++++ Input for this task ++++
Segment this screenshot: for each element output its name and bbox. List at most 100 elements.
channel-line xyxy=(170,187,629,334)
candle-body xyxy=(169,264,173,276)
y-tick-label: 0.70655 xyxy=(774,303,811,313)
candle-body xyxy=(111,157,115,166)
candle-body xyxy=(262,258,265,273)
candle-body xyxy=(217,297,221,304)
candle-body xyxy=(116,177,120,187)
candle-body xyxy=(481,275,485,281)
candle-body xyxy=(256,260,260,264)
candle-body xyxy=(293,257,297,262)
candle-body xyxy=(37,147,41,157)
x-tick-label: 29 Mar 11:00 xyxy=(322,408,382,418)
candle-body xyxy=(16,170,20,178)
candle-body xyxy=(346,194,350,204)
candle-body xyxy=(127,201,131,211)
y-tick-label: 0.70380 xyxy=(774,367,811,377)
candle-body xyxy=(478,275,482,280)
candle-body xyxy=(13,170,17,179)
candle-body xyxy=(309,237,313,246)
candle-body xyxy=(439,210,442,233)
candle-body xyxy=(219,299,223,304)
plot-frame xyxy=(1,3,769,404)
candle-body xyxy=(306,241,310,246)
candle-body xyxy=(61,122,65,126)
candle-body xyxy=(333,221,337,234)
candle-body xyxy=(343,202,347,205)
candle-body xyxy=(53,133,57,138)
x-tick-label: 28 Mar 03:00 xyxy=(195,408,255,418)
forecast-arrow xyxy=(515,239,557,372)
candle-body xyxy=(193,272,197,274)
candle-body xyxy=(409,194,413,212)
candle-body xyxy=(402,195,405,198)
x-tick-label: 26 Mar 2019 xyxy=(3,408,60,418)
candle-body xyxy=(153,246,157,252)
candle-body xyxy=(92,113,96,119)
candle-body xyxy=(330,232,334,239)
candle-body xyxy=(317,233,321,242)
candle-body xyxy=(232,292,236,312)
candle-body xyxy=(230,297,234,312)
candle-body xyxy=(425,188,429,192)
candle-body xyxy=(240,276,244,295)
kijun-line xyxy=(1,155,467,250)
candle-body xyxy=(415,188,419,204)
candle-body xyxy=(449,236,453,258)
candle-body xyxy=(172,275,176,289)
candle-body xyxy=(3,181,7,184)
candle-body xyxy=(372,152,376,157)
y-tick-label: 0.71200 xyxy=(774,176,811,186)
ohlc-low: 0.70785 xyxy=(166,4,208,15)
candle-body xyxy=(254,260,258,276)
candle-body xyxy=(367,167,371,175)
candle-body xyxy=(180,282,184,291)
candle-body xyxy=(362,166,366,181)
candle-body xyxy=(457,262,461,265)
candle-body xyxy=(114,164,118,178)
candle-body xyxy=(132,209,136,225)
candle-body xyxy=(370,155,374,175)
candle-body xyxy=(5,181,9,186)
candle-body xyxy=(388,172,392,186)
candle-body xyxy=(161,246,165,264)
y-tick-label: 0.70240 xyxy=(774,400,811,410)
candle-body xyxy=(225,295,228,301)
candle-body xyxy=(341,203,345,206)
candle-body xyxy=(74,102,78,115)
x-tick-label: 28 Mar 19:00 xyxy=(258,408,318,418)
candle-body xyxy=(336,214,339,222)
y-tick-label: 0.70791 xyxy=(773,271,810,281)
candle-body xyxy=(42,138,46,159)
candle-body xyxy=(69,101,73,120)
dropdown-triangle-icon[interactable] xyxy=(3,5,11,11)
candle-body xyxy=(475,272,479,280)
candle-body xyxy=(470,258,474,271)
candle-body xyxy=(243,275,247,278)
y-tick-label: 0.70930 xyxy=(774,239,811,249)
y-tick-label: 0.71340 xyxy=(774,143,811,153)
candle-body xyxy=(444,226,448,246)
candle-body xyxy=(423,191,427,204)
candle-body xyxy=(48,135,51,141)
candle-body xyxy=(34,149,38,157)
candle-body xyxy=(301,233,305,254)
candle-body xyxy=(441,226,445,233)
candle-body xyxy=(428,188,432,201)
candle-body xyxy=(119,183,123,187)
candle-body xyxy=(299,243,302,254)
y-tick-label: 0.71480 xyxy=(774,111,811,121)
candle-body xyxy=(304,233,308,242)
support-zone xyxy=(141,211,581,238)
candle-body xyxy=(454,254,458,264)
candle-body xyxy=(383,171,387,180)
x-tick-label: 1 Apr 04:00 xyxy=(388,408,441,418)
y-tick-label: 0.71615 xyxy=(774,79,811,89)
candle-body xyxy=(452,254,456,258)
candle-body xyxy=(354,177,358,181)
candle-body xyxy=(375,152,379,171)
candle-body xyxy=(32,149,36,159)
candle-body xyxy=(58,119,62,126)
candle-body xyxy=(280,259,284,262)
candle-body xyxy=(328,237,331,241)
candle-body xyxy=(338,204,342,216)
++++
Copy the records above word for word.

Segment this screenshot: for each element output its name and bbox. List at most 100 elements.
channel-line xyxy=(170,187,629,334)
candle-body xyxy=(169,264,173,276)
y-tick-label: 0.70655 xyxy=(774,303,811,313)
candle-body xyxy=(111,157,115,166)
candle-body xyxy=(262,258,265,273)
candle-body xyxy=(217,297,221,304)
candle-body xyxy=(116,177,120,187)
candle-body xyxy=(481,275,485,281)
candle-body xyxy=(256,260,260,264)
candle-body xyxy=(293,257,297,262)
candle-body xyxy=(37,147,41,157)
x-tick-label: 29 Mar 11:00 xyxy=(322,408,382,418)
candle-body xyxy=(16,170,20,178)
candle-body xyxy=(346,194,350,204)
candle-body xyxy=(127,201,131,211)
y-tick-label: 0.70380 xyxy=(774,367,811,377)
candle-body xyxy=(478,275,482,280)
candle-body xyxy=(13,170,17,179)
candle-body xyxy=(309,237,313,246)
candle-body xyxy=(439,210,442,233)
candle-body xyxy=(219,299,223,304)
plot-frame xyxy=(1,3,769,404)
candle-body xyxy=(306,241,310,246)
candle-body xyxy=(61,122,65,126)
candle-body xyxy=(333,221,337,234)
candle-body xyxy=(343,202,347,205)
candle-body xyxy=(53,133,57,138)
x-tick-label: 28 Mar 03:00 xyxy=(195,408,255,418)
forecast-arrow xyxy=(515,239,557,372)
candle-body xyxy=(193,272,197,274)
candle-body xyxy=(409,194,413,212)
candle-body xyxy=(402,195,405,198)
x-tick-label: 26 Mar 2019 xyxy=(3,408,60,418)
candle-body xyxy=(153,246,157,252)
candle-body xyxy=(92,113,96,119)
candle-body xyxy=(330,232,334,239)
candle-body xyxy=(317,233,321,242)
candle-body xyxy=(232,292,236,312)
candle-body xyxy=(230,297,234,312)
candle-body xyxy=(425,188,429,192)
candle-body xyxy=(240,276,244,295)
kijun-line xyxy=(1,155,467,250)
candle-body xyxy=(415,188,419,204)
candle-body xyxy=(449,236,453,258)
candle-body xyxy=(172,275,176,289)
candle-body xyxy=(3,181,7,184)
candle-body xyxy=(372,152,376,157)
y-tick-label: 0.71200 xyxy=(774,176,811,186)
ohlc-low: 0.70785 xyxy=(166,4,208,15)
candle-body xyxy=(254,260,258,276)
candle-body xyxy=(367,167,371,175)
candle-body xyxy=(180,282,184,291)
candle-body xyxy=(362,166,366,181)
candle-body xyxy=(457,262,461,265)
candle-body xyxy=(114,164,118,178)
candle-body xyxy=(132,209,136,225)
candle-body xyxy=(370,155,374,175)
candle-body xyxy=(5,181,9,186)
candle-body xyxy=(388,172,392,186)
candle-body xyxy=(161,246,165,264)
y-tick-label: 0.70240 xyxy=(774,400,811,410)
candle-body xyxy=(225,295,228,301)
candle-body xyxy=(341,203,345,206)
candle-body xyxy=(74,102,78,115)
x-tick-label: 28 Mar 19:00 xyxy=(258,408,318,418)
candle-body xyxy=(336,214,339,222)
y-tick-label: 0.70791 xyxy=(773,271,810,281)
candle-body xyxy=(42,138,46,159)
candle-body xyxy=(69,101,73,120)
dropdown-triangle-icon[interactable] xyxy=(3,5,11,11)
candle-body xyxy=(475,272,479,280)
candle-body xyxy=(470,258,474,271)
candle-body xyxy=(243,275,247,278)
y-tick-label: 0.70930 xyxy=(774,239,811,249)
y-tick-label: 0.71340 xyxy=(774,143,811,153)
candle-body xyxy=(444,226,448,246)
candle-body xyxy=(423,191,427,204)
candle-body xyxy=(48,135,51,141)
candle-body xyxy=(34,149,38,157)
candle-body xyxy=(301,233,305,254)
candle-body xyxy=(441,226,445,233)
candle-body xyxy=(428,188,432,201)
candle-body xyxy=(119,183,123,187)
candle-body xyxy=(299,243,302,254)
y-tick-label: 0.71480 xyxy=(774,111,811,121)
candle-body xyxy=(304,233,308,242)
support-zone xyxy=(141,211,581,238)
candle-body xyxy=(454,254,458,264)
candle-body xyxy=(383,171,387,180)
x-tick-label: 1 Apr 04:00 xyxy=(388,408,441,418)
y-tick-label: 0.71615 xyxy=(774,79,811,89)
candle-body xyxy=(452,254,456,258)
candle-body xyxy=(354,177,358,181)
candle-body xyxy=(375,152,379,171)
candle-body xyxy=(32,149,36,159)
candle-body xyxy=(58,119,62,126)
candle-body xyxy=(280,259,284,262)
candle-body xyxy=(328,237,331,241)
candle-body xyxy=(338,204,342,216)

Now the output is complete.